[Entries from a dataset]

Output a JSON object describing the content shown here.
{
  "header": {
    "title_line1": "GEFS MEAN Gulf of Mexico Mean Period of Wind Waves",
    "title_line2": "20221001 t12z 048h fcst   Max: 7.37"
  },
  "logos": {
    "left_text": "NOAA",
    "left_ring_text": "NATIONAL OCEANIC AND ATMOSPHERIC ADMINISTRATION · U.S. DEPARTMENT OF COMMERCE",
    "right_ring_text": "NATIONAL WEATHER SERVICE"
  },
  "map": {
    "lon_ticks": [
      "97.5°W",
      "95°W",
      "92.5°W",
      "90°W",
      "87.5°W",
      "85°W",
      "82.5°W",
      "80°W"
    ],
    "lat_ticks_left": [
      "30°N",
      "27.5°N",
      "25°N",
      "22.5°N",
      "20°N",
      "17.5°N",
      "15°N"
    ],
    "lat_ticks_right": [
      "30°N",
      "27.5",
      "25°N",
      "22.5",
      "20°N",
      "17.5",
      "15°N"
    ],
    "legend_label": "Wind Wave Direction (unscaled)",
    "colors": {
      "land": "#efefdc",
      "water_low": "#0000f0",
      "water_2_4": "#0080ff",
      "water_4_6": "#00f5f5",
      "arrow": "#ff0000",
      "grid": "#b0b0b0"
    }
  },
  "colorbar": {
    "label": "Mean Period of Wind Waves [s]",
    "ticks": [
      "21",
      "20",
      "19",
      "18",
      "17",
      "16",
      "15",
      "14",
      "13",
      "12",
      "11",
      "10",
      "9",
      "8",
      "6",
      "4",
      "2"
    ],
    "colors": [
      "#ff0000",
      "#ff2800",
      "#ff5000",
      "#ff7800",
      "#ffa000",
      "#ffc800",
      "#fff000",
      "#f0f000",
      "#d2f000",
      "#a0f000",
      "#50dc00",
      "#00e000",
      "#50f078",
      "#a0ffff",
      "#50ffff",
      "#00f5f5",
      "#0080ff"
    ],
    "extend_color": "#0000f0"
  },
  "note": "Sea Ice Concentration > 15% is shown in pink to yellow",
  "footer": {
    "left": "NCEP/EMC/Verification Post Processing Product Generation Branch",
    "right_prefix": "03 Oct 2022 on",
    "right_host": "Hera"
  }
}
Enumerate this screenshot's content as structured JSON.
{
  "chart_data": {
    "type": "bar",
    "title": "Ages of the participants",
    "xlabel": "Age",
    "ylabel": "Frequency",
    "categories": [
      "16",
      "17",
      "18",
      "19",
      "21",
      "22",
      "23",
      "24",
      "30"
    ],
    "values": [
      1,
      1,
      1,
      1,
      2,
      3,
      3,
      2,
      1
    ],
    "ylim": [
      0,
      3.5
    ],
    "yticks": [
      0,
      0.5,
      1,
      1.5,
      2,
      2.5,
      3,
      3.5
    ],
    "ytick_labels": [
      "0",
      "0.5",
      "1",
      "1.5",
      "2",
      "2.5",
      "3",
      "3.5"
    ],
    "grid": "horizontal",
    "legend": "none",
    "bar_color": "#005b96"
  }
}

_Given problem:_ Lines containing the string "Mean" should be counted; reply with their number and nothing more.

_Solution for this task:_ 2